[Start SUPPLIED INFORMATION]

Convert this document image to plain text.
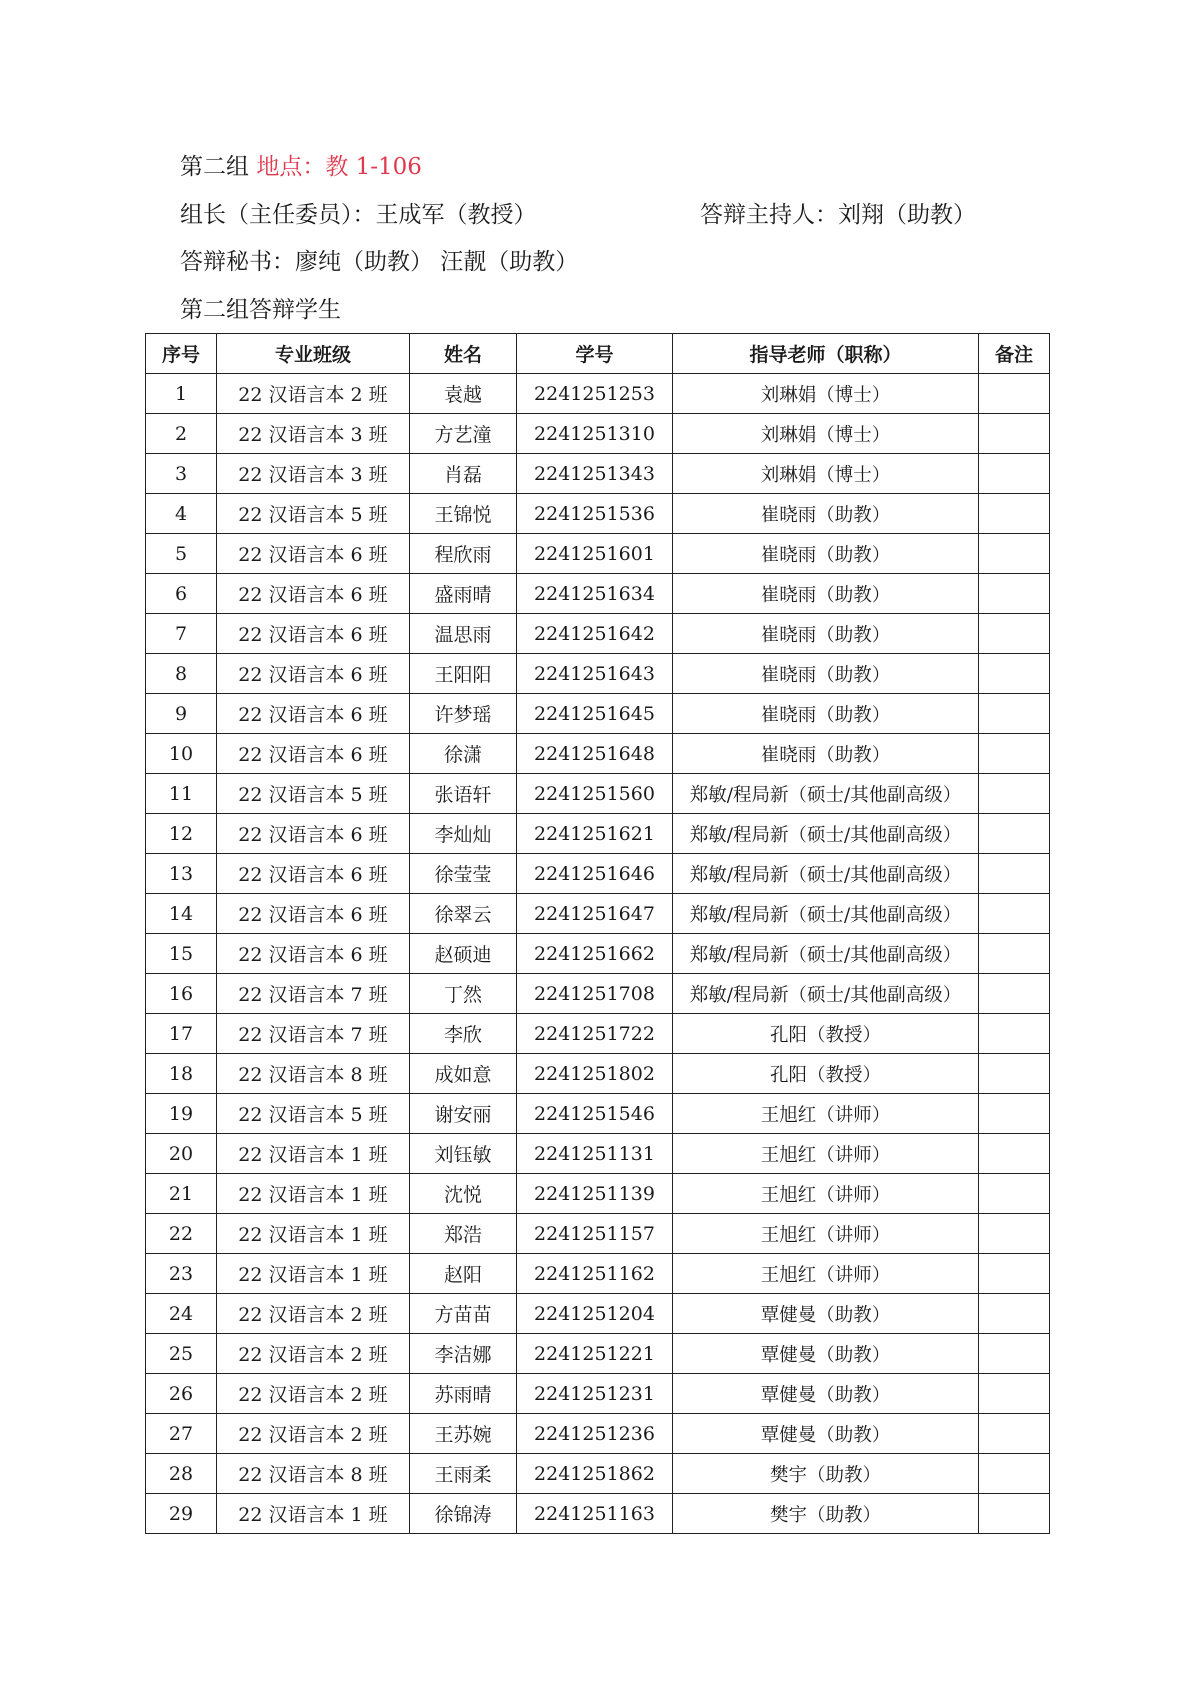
第二组 地点：教 1-106
组长（主任委员）：王成军（教授）	答辩主持人：刘翔（助教）
答辩秘书：廖纯（助教） 汪靓（助教）
第二组答辩学生
序号	专业班级	姓名	学号	指导老师（职称）	备注
1	22 汉语言本 2 班	袁越	2241251253	刘琳娟（博士）	
2	22 汉语言本 3 班	方艺潼	2241251310	刘琳娟（博士）	
3	22 汉语言本 3 班	肖磊	2241251343	刘琳娟（博士）	
4	22 汉语言本 5 班	王锦悦	2241251536	崔晓雨（助教）	
5	22 汉语言本 6 班	程欣雨	2241251601	崔晓雨（助教）	
6	22 汉语言本 6 班	盛雨晴	2241251634	崔晓雨（助教）	
7	22 汉语言本 6 班	温思雨	2241251642	崔晓雨（助教）	
8	22 汉语言本 6 班	王阳阳	2241251643	崔晓雨（助教）	
9	22 汉语言本 6 班	许梦瑶	2241251645	崔晓雨（助教）	
10	22 汉语言本 6 班	徐潇	2241251648	崔晓雨（助教）	
11	22 汉语言本 5 班	张语轩	2241251560	郑敏/程局新（硕士/其他副高级）	
12	22 汉语言本 6 班	李灿灿	2241251621	郑敏/程局新（硕士/其他副高级）	
13	22 汉语言本 6 班	徐莹莹	2241251646	郑敏/程局新（硕士/其他副高级）	
14	22 汉语言本 6 班	徐翠云	2241251647	郑敏/程局新（硕士/其他副高级）	
15	22 汉语言本 6 班	赵硕迪	2241251662	郑敏/程局新（硕士/其他副高级）	
16	22 汉语言本 7 班	丁然	2241251708	郑敏/程局新（硕士/其他副高级）	
17	22 汉语言本 7 班	李欣	2241251722	孔阳（教授）	
18	22 汉语言本 8 班	成如意	2241251802	孔阳（教授）	
19	22 汉语言本 5 班	谢安丽	2241251546	王旭红（讲师）	
20	22 汉语言本 1 班	刘钰敏	2241251131	王旭红（讲师）	
21	22 汉语言本 1 班	沈悦	2241251139	王旭红（讲师）	
22	22 汉语言本 1 班	郑浩	2241251157	王旭红（讲师）	
23	22 汉语言本 1 班	赵阳	2241251162	王旭红（讲师）	
24	22 汉语言本 2 班	方苗苗	2241251204	覃健曼（助教）	
25	22 汉语言本 2 班	李洁娜	2241251221	覃健曼（助教）	
26	22 汉语言本 2 班	苏雨晴	2241251231	覃健曼（助教）	
27	22 汉语言本 2 班	王苏婉	2241251236	覃健曼（助教）	
28	22 汉语言本 8 班	王雨柔	2241251862	樊宇（助教）	
29	22 汉语言本 1 班	徐锦涛	2241251163	樊宇（助教）	
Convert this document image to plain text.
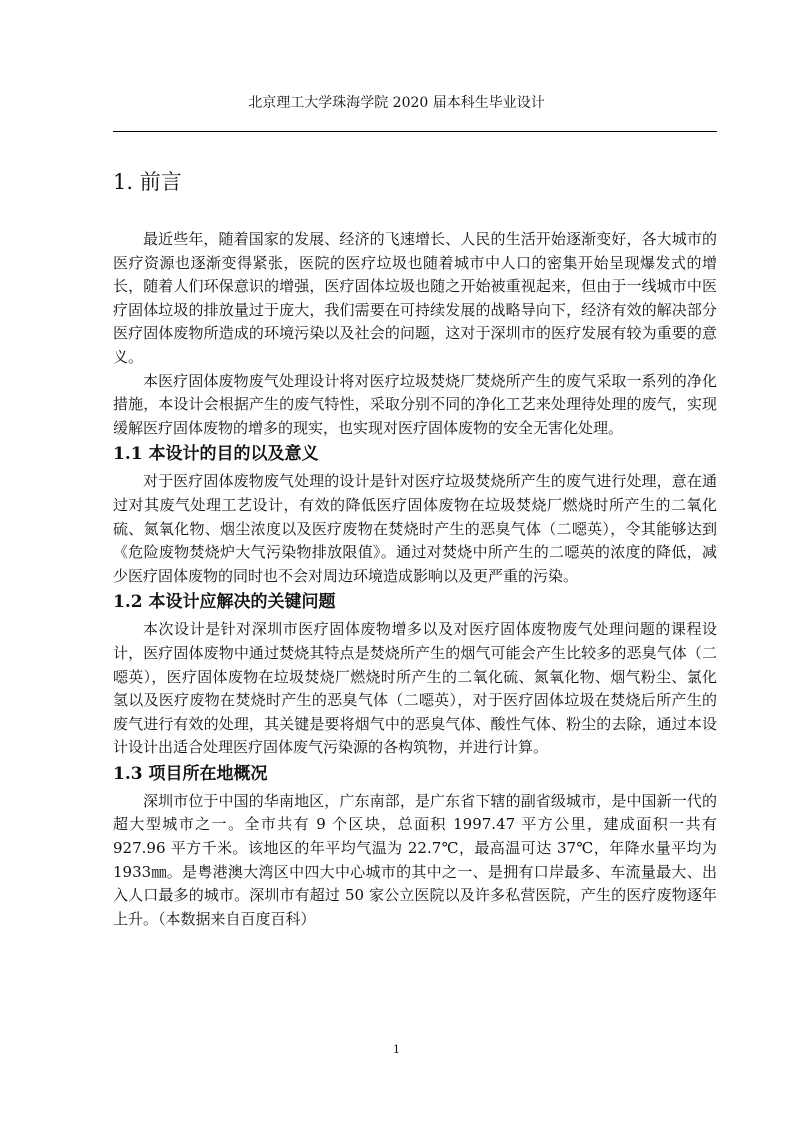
北京理工大学珠海学院 2020 届本科生毕业设计
1. 前言

最近些年，随着国家的发展、经济的飞速增长、人民的生活开始逐渐变好，各大城市的医疗资源也逐渐变得紧张，医院的医疗垃圾也随着城市中人口的密集开始呈现爆发式的增长，随着人们环保意识的增强，医疗固体垃圾也随之开始被重视起来，但由于一线城市中医疗固体垃圾的排放量过于庞大，我们需要在可持续发展的战略导向下，经济有效的解决部分医疗固体废物所造成的环境污染以及社会的问题，这对于深圳市的医疗发展有较为重要的意义。

本医疗固体废物废气处理设计将对医疗垃圾焚烧厂焚烧所产生的废气采取一系列的净化措施，本设计会根据产生的废气特性，采取分别不同的净化工艺来处理待处理的废气，实现缓解医疗固体废物的增多的现实，也实现对医疗固体废物的安全无害化处理。

1.1 本设计的目的以及意义

对于医疗固体废物废气处理的设计是针对医疗垃圾焚烧所产生的废气进行处理，意在通过对其废气处理工艺设计，有效的降低医疗固体废物在垃圾焚烧厂燃烧时所产生的二氧化硫、氮氧化物、烟尘浓度以及医疗废物在焚烧时产生的恶臭气体（二噁英），令其能够达到《危险废物焚烧炉大气污染物排放限值》。通过对焚烧中所产生的二噁英的浓度的降低，减少医疗固体废物的同时也不会对周边环境造成影响以及更严重的污染。

1.2 本设计应解决的关键问题

本次设计是针对深圳市医疗固体废物增多以及对医疗固体废物废气处理问题的课程设计，医疗固体废物中通过焚烧其特点是焚烧所产生的烟气可能会产生比较多的恶臭气体（二噁英），医疗固体废物在垃圾焚烧厂燃烧时所产生的二氧化硫、氮氧化物、烟气粉尘、氯化氢以及医疗废物在焚烧时产生的恶臭气体（二噁英），对于医疗固体垃圾在焚烧后所产生的废气进行有效的处理，其关键是要将烟气中的恶臭气体、酸性气体、粉尘的去除，通过本设计设计出适合处理医疗固体废气污染源的各构筑物，并进行计算。

1.3 项目所在地概况

深圳市位于中国的华南地区，广东南部，是广东省下辖的副省级城市，是中国新一代的超大型城市之一。全市共有 9 个区块，总面积 1997.47 平方公里，建成面积一共有 927.96 平方千米。该地区的年平均气温为 22.7℃，最高温可达 37℃，年降水量平均为 1933㎜。是粤港澳大湾区中四大中心城市的其中之一、是拥有口岸最多、车流量最大、出入人口最多的城市。深圳市有超过 50 家公立医院以及许多私营医院，产生的医疗废物逐年上升。（本数据来自百度百科）

1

[End SUPPLIED INFORMATION]

> **GOAL OF THE EXERCISE**:
None of the pictures should appear; repeat the records exactly otherwise.

> **THE ANSWER**:
Convert this document image to plain text.
第二组 地点：教 1-106
组长（主任委员）：王成军（教授）	答辩主持人：刘翔（助教）
答辩秘书：廖纯（助教） 汪靓（助教）
第二组答辩学生
序号	专业班级	姓名	学号	指导老师（职称）	备注
1	22 汉语言本 2 班	袁越	2241251253	刘琳娟（博士）	
2	22 汉语言本 3 班	方艺潼	2241251310	刘琳娟（博士）	
3	22 汉语言本 3 班	肖磊	2241251343	刘琳娟（博士）	
4	22 汉语言本 5 班	王锦悦	2241251536	崔晓雨（助教）	
5	22 汉语言本 6 班	程欣雨	2241251601	崔晓雨（助教）	
6	22 汉语言本 6 班	盛雨晴	2241251634	崔晓雨（助教）	
7	22 汉语言本 6 班	温思雨	2241251642	崔晓雨（助教）	
8	22 汉语言本 6 班	王阳阳	2241251643	崔晓雨（助教）	
9	22 汉语言本 6 班	许梦瑶	2241251645	崔晓雨（助教）	
10	22 汉语言本 6 班	徐潇	2241251648	崔晓雨（助教）	
11	22 汉语言本 5 班	张语轩	2241251560	郑敏/程局新（硕士/其他副高级）	
12	22 汉语言本 6 班	李灿灿	2241251621	郑敏/程局新（硕士/其他副高级）	
13	22 汉语言本 6 班	徐莹莹	2241251646	郑敏/程局新（硕士/其他副高级）	
14	22 汉语言本 6 班	徐翠云	2241251647	郑敏/程局新（硕士/其他副高级）	
15	22 汉语言本 6 班	赵硕迪	2241251662	郑敏/程局新（硕士/其他副高级）	
16	22 汉语言本 7 班	丁然	2241251708	郑敏/程局新（硕士/其他副高级）	
17	22 汉语言本 7 班	李欣	2241251722	孔阳（教授）	
18	22 汉语言本 8 班	成如意	2241251802	孔阳（教授）	
19	22 汉语言本 5 班	谢安丽	2241251546	王旭红（讲师）	
20	22 汉语言本 1 班	刘钰敏	2241251131	王旭红（讲师）	
21	22 汉语言本 1 班	沈悦	2241251139	王旭红（讲师）	
22	22 汉语言本 1 班	郑浩	2241251157	王旭红（讲师）	
23	22 汉语言本 1 班	赵阳	2241251162	王旭红（讲师）	
24	22 汉语言本 2 班	方苗苗	2241251204	覃健曼（助教）	
25	22 汉语言本 2 班	李洁娜	2241251221	覃健曼（助教）	
26	22 汉语言本 2 班	苏雨晴	2241251231	覃健曼（助教）	
27	22 汉语言本 2 班	王苏婉	2241251236	覃健曼（助教）	
28	22 汉语言本 8 班	王雨柔	2241251862	樊宇（助教）	
29	22 汉语言本 1 班	徐锦涛	2241251163	樊宇（助教）	
Convert this document image to plain text.
北京理工大学珠海学院 2020 届本科生毕业设计
1. 前言

最近些年，随着国家的发展、经济的飞速增长、人民的生活开始逐渐变好，各大城市的医疗资源也逐渐变得紧张，医院的医疗垃圾也随着城市中人口的密集开始呈现爆发式的增长，随着人们环保意识的增强，医疗固体垃圾也随之开始被重视起来，但由于一线城市中医疗固体垃圾的排放量过于庞大，我们需要在可持续发展的战略导向下，经济有效的解决部分医疗固体废物所造成的环境污染以及社会的问题，这对于深圳市的医疗发展有较为重要的意义。

本医疗固体废物废气处理设计将对医疗垃圾焚烧厂焚烧所产生的废气采取一系列的净化措施，本设计会根据产生的废气特性，采取分别不同的净化工艺来处理待处理的废气，实现缓解医疗固体废物的增多的现实，也实现对医疗固体废物的安全无害化处理。

1.1 本设计的目的以及意义

对于医疗固体废物废气处理的设计是针对医疗垃圾焚烧所产生的废气进行处理，意在通过对其废气处理工艺设计，有效的降低医疗固体废物在垃圾焚烧厂燃烧时所产生的二氧化硫、氮氧化物、烟尘浓度以及医疗废物在焚烧时产生的恶臭气体（二噁英），令其能够达到《危险废物焚烧炉大气污染物排放限值》。通过对焚烧中所产生的二噁英的浓度的降低，减少医疗固体废物的同时也不会对周边环境造成影响以及更严重的污染。

1.2 本设计应解决的关键问题

本次设计是针对深圳市医疗固体废物增多以及对医疗固体废物废气处理问题的课程设计，医疗固体废物中通过焚烧其特点是焚烧所产生的烟气可能会产生比较多的恶臭气体（二噁英），医疗固体废物在垃圾焚烧厂燃烧时所产生的二氧化硫、氮氧化物、烟气粉尘、氯化氢以及医疗废物在焚烧时产生的恶臭气体（二噁英），对于医疗固体垃圾在焚烧后所产生的废气进行有效的处理，其关键是要将烟气中的恶臭气体、酸性气体、粉尘的去除，通过本设计设计出适合处理医疗固体废气污染源的各构筑物，并进行计算。

1.3 项目所在地概况

深圳市位于中国的华南地区，广东南部，是广东省下辖的副省级城市，是中国新一代的超大型城市之一。全市共有 9 个区块，总面积 1997.47 平方公里，建成面积一共有 927.96 平方千米。该地区的年平均气温为 22.7℃，最高温可达 37℃，年降水量平均为 1933㎜。是粤港澳大湾区中四大中心城市的其中之一、是拥有口岸最多、车流量最大、出入人口最多的城市。深圳市有超过 50 家公立医院以及许多私营医院，产生的医疗废物逐年上升。（本数据来自百度百科）

1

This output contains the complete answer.